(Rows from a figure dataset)
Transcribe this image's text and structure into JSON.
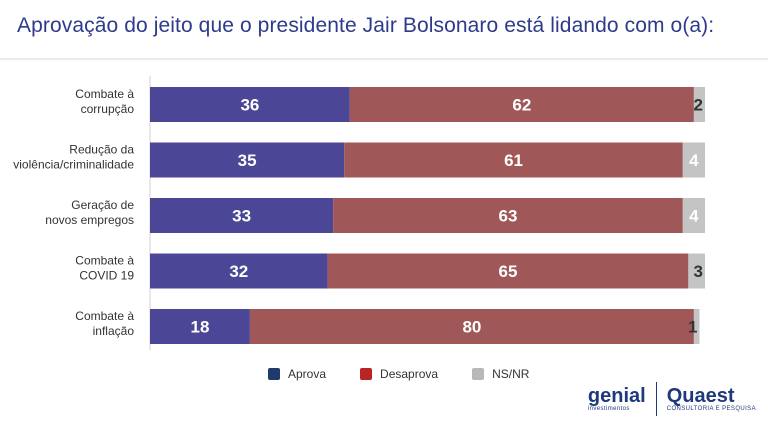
{
  "title": "Aprovação do jeito que o presidente Jair Bolsonaro está lidando com o(a):",
  "legend": [
    {
      "label": "Aprova",
      "color": "#1f3a6b"
    },
    {
      "label": "Desaprova",
      "color": "#b82525"
    },
    {
      "label": "NS/NR",
      "color": "#b8b8b8"
    }
  ],
  "logos": {
    "left": {
      "name": "genial",
      "sub": "investimentos"
    },
    "right": {
      "name": "Quaest",
      "sub": "CONSULTORIA E PESQUISA"
    }
  },
  "chart_data": {
    "type": "bar",
    "orientation": "horizontal",
    "stacked": true,
    "title": "Aprovação do jeito que o presidente Jair Bolsonaro está lidando com o(a):",
    "categories": [
      [
        "Combate à",
        "corrupção"
      ],
      [
        "Redução da",
        "violência/criminalidade"
      ],
      [
        "Geração de",
        "novos empregos"
      ],
      [
        "Combate à",
        "COVID 19"
      ],
      [
        "Combate à",
        "inflação"
      ]
    ],
    "series": [
      {
        "name": "Aprova",
        "color": "#4b4796",
        "values": [
          36,
          35,
          33,
          32,
          18
        ]
      },
      {
        "name": "Desaprova",
        "color": "#a05758",
        "values": [
          62,
          61,
          63,
          65,
          80
        ]
      },
      {
        "name": "NS/NR",
        "color": "#c4c4c4",
        "values": [
          2,
          4,
          4,
          3,
          1
        ]
      }
    ],
    "xlim": [
      0,
      100
    ],
    "legend_position": "bottom"
  }
}
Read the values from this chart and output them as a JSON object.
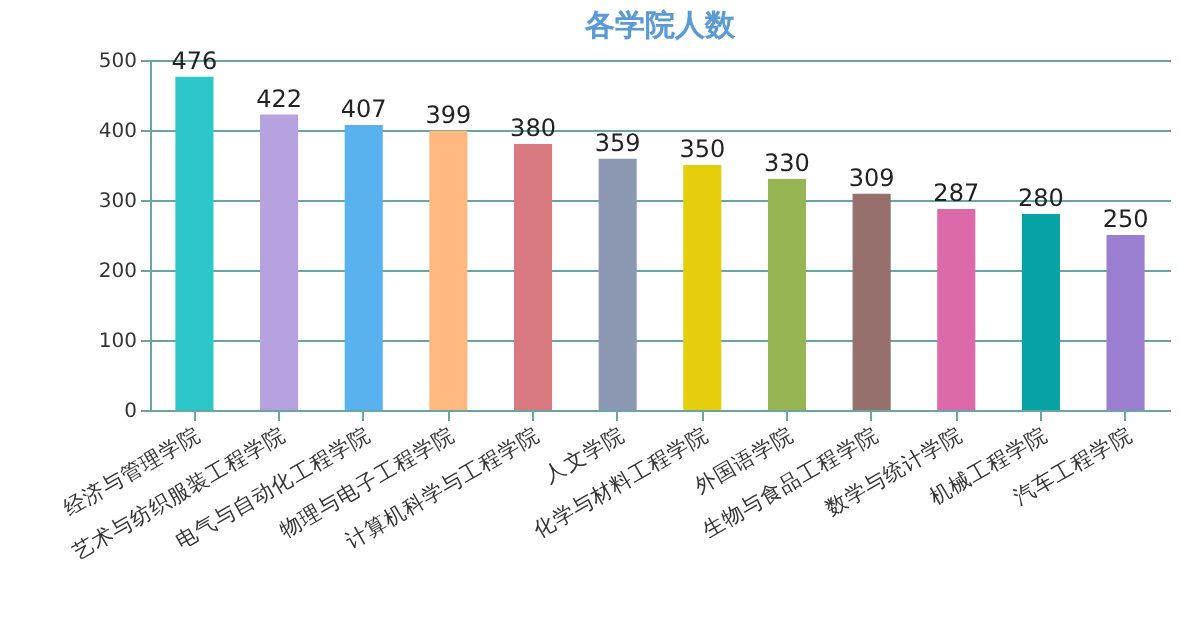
{
  "chart_data": {
    "type": "bar",
    "title": "各学院人数",
    "categories": [
      "经济与管理学院",
      "艺术与纺织服装工程学院",
      "电气与自动化工程学院",
      "物理与电子工程学院",
      "计算机科学与工程学院",
      "人文学院",
      "化学与材料工程学院",
      "外国语学院",
      "生物与食品工程学院",
      "数学与统计学院",
      "机械工程学院",
      "汽车工程学院"
    ],
    "values": [
      476,
      422,
      407,
      399,
      380,
      359,
      350,
      330,
      309,
      287,
      280,
      250
    ],
    "colors": [
      "#2ec7c9",
      "#b6a2de",
      "#5ab1ef",
      "#ffb980",
      "#d87a80",
      "#8d98b3",
      "#e5cf0d",
      "#97b552",
      "#95706d",
      "#dc69aa",
      "#07a2a4",
      "#9a7fd1"
    ],
    "ylim": [
      0,
      500
    ],
    "yticks": [
      0,
      100,
      200,
      300,
      400,
      500
    ],
    "grid": "y",
    "data_labels": true
  }
}
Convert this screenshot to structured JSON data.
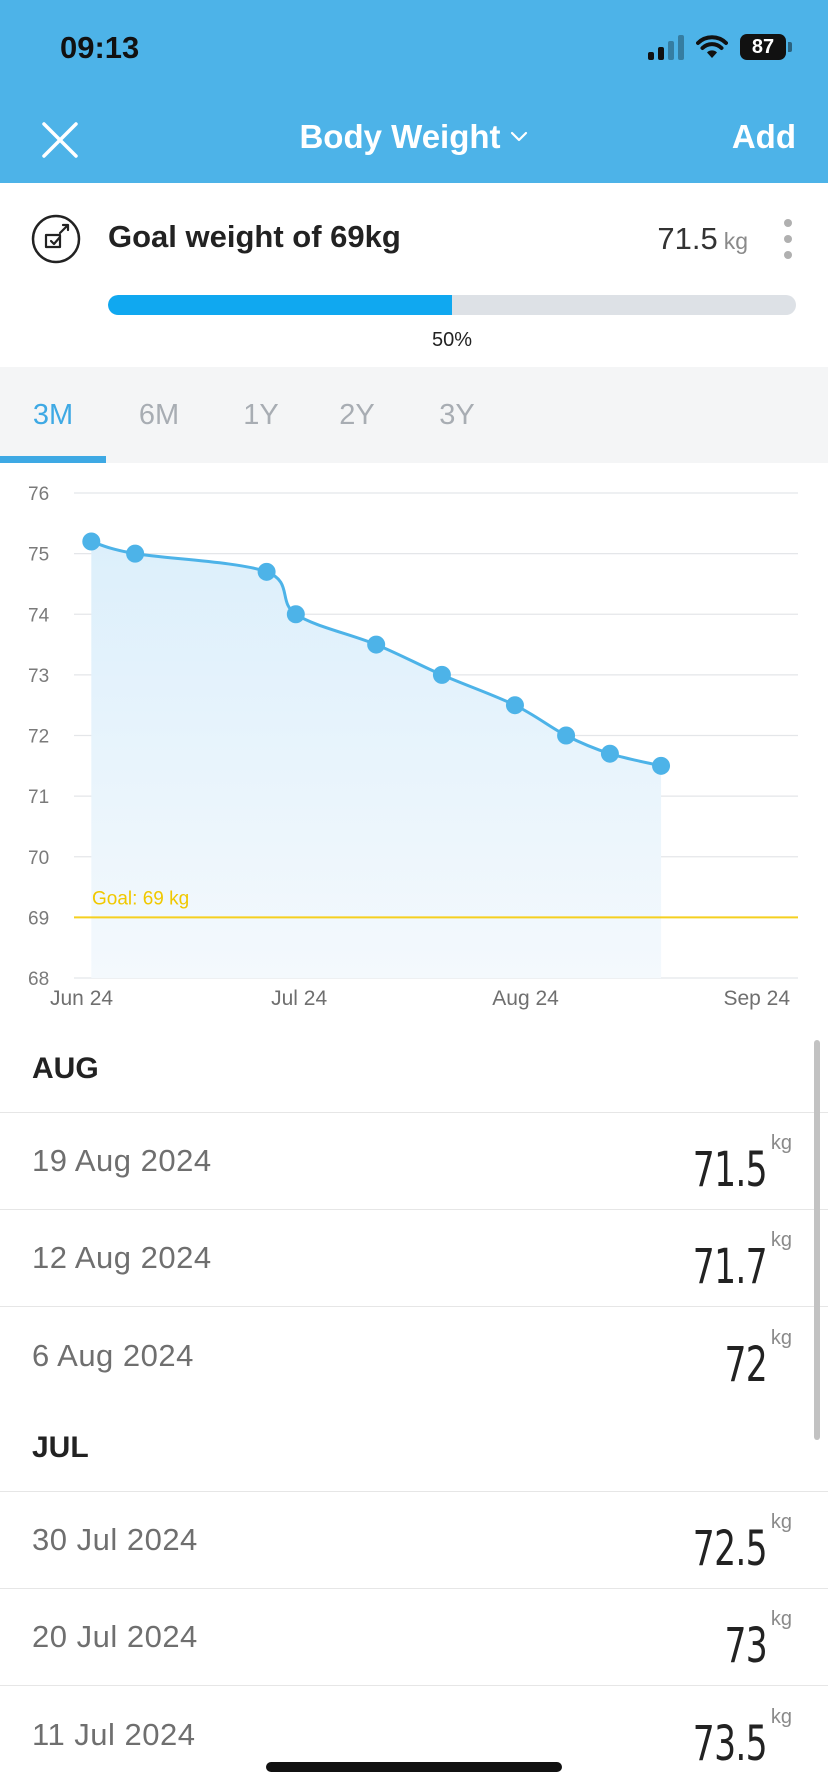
{
  "status_bar": {
    "time": "09:13",
    "battery": "87"
  },
  "nav": {
    "title": "Body Weight",
    "add_label": "Add"
  },
  "goal": {
    "title": "Goal weight of 69kg",
    "current_value": "71.5",
    "unit": "kg",
    "progress_label": "50%",
    "progress_fraction": 0.5
  },
  "tabs": [
    {
      "label": "3M",
      "active": true
    },
    {
      "label": "6M",
      "active": false
    },
    {
      "label": "1Y",
      "active": false
    },
    {
      "label": "2Y",
      "active": false
    },
    {
      "label": "3Y",
      "active": false
    }
  ],
  "chart_data": {
    "type": "area",
    "y_ticks": [
      "76",
      "75",
      "74",
      "73",
      "72",
      "71",
      "70",
      "69",
      "68"
    ],
    "ylim": [
      68,
      76
    ],
    "x_ticks": [
      "Jun 24",
      "Jul 24",
      "Aug 24",
      "Sep 24"
    ],
    "x_tick_dates": [
      "2024-06-01",
      "2024-07-01",
      "2024-08-01",
      "2024-09-01"
    ],
    "goal": {
      "value": 69,
      "label": "Goal: 69 kg"
    },
    "series": [
      {
        "points": [
          {
            "x": "2024-06-02",
            "y": 75.2
          },
          {
            "x": "2024-06-08",
            "y": 75.0
          },
          {
            "x": "2024-06-26",
            "y": 74.7
          },
          {
            "x": "2024-06-30",
            "y": 74.0
          },
          {
            "x": "2024-07-11",
            "y": 73.5
          },
          {
            "x": "2024-07-20",
            "y": 73.0
          },
          {
            "x": "2024-07-30",
            "y": 72.5
          },
          {
            "x": "2024-08-06",
            "y": 72.0
          },
          {
            "x": "2024-08-12",
            "y": 71.7
          },
          {
            "x": "2024-08-19",
            "y": 71.5
          }
        ]
      }
    ],
    "grid": true
  },
  "colors": {
    "header": "#4db3e8",
    "line": "#4db3e8",
    "goal_line": "#f5d020",
    "progress": "#10a8f0"
  },
  "list": {
    "unit": "kg",
    "sections": [
      {
        "label": "AUG",
        "entries": [
          {
            "date": "19 Aug 2024",
            "value": "71.5"
          },
          {
            "date": "12 Aug 2024",
            "value": "71.7"
          },
          {
            "date": "6 Aug 2024",
            "value": "72"
          }
        ]
      },
      {
        "label": "JUL",
        "entries": [
          {
            "date": "30 Jul 2024",
            "value": "72.5"
          },
          {
            "date": "20 Jul 2024",
            "value": "73"
          },
          {
            "date": "11 Jul 2024",
            "value": "73.5"
          }
        ]
      }
    ]
  }
}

> [STATED GOAL]: Copy out all of the data word for word. Do not carry over any picture.

> [SOLUTION TO THE EXERCISE]:
Transcribe this image's text and structure into JSON.
{
  "title": "Aprovação do jeito que o presidente Jair Bolsonaro está lidando com o(a):",
  "legend": [
    {
      "label": "Aprova",
      "color": "#1f3a6b"
    },
    {
      "label": "Desaprova",
      "color": "#b82525"
    },
    {
      "label": "NS/NR",
      "color": "#b8b8b8"
    }
  ],
  "logos": {
    "left": {
      "name": "genial",
      "sub": "investimentos"
    },
    "right": {
      "name": "Quaest",
      "sub": "CONSULTORIA E PESQUISA"
    }
  },
  "chart_data": {
    "type": "bar",
    "orientation": "horizontal",
    "stacked": true,
    "title": "Aprovação do jeito que o presidente Jair Bolsonaro está lidando com o(a):",
    "categories": [
      [
        "Combate à",
        "corrupção"
      ],
      [
        "Redução da",
        "violência/criminalidade"
      ],
      [
        "Geração de",
        "novos empregos"
      ],
      [
        "Combate à",
        "COVID 19"
      ],
      [
        "Combate à",
        "inflação"
      ]
    ],
    "series": [
      {
        "name": "Aprova",
        "color": "#4b4796",
        "values": [
          36,
          35,
          33,
          32,
          18
        ]
      },
      {
        "name": "Desaprova",
        "color": "#a05758",
        "values": [
          62,
          61,
          63,
          65,
          80
        ]
      },
      {
        "name": "NS/NR",
        "color": "#c4c4c4",
        "values": [
          2,
          4,
          4,
          3,
          1
        ]
      }
    ],
    "xlim": [
      0,
      100
    ],
    "legend_position": "bottom"
  }
}
Read the values from this chart and output them as a JSON object.
{
  "chart_data": {
    "type": "bar",
    "title": "各学院人数",
    "categories": [
      "经济与管理学院",
      "艺术与纺织服装工程学院",
      "电气与自动化工程学院",
      "物理与电子工程学院",
      "计算机科学与工程学院",
      "人文学院",
      "化学与材料工程学院",
      "外国语学院",
      "生物与食品工程学院",
      "数学与统计学院",
      "机械工程学院",
      "汽车工程学院"
    ],
    "values": [
      476,
      422,
      407,
      399,
      380,
      359,
      350,
      330,
      309,
      287,
      280,
      250
    ],
    "colors": [
      "#2ec7c9",
      "#b6a2de",
      "#5ab1ef",
      "#ffb980",
      "#d87a80",
      "#8d98b3",
      "#e5cf0d",
      "#97b552",
      "#95706d",
      "#dc69aa",
      "#07a2a4",
      "#9a7fd1"
    ],
    "ylim": [
      0,
      500
    ],
    "yticks": [
      0,
      100,
      200,
      300,
      400,
      500
    ],
    "grid": "y",
    "data_labels": true
  }
}
Convert this screenshot to structured JSON data.
{
  "status_bar": {
    "time": "09:13",
    "battery": "87"
  },
  "nav": {
    "title": "Body Weight",
    "add_label": "Add"
  },
  "goal": {
    "title": "Goal weight of 69kg",
    "current_value": "71.5",
    "unit": "kg",
    "progress_label": "50%",
    "progress_fraction": 0.5
  },
  "tabs": [
    {
      "label": "3M",
      "active": true
    },
    {
      "label": "6M",
      "active": false
    },
    {
      "label": "1Y",
      "active": false
    },
    {
      "label": "2Y",
      "active": false
    },
    {
      "label": "3Y",
      "active": false
    }
  ],
  "chart_data": {
    "type": "area",
    "y_ticks": [
      "76",
      "75",
      "74",
      "73",
      "72",
      "71",
      "70",
      "69",
      "68"
    ],
    "ylim": [
      68,
      76
    ],
    "x_ticks": [
      "Jun 24",
      "Jul 24",
      "Aug 24",
      "Sep 24"
    ],
    "x_tick_dates": [
      "2024-06-01",
      "2024-07-01",
      "2024-08-01",
      "2024-09-01"
    ],
    "goal": {
      "value": 69,
      "label": "Goal: 69 kg"
    },
    "series": [
      {
        "points": [
          {
            "x": "2024-06-02",
            "y": 75.2
          },
          {
            "x": "2024-06-08",
            "y": 75.0
          },
          {
            "x": "2024-06-26",
            "y": 74.7
          },
          {
            "x": "2024-06-30",
            "y": 74.0
          },
          {
            "x": "2024-07-11",
            "y": 73.5
          },
          {
            "x": "2024-07-20",
            "y": 73.0
          },
          {
            "x": "2024-07-30",
            "y": 72.5
          },
          {
            "x": "2024-08-06",
            "y": 72.0
          },
          {
            "x": "2024-08-12",
            "y": 71.7
          },
          {
            "x": "2024-08-19",
            "y": 71.5
          }
        ]
      }
    ],
    "grid": true
  },
  "colors": {
    "header": "#4db3e8",
    "line": "#4db3e8",
    "goal_line": "#f5d020",
    "progress": "#10a8f0"
  },
  "list": {
    "unit": "kg",
    "sections": [
      {
        "label": "AUG",
        "entries": [
          {
            "date": "19 Aug 2024",
            "value": "71.5"
          },
          {
            "date": "12 Aug 2024",
            "value": "71.7"
          },
          {
            "date": "6 Aug 2024",
            "value": "72"
          }
        ]
      },
      {
        "label": "JUL",
        "entries": [
          {
            "date": "30 Jul 2024",
            "value": "72.5"
          },
          {
            "date": "20 Jul 2024",
            "value": "73"
          },
          {
            "date": "11 Jul 2024",
            "value": "73.5"
          }
        ]
      }
    ]
  }
}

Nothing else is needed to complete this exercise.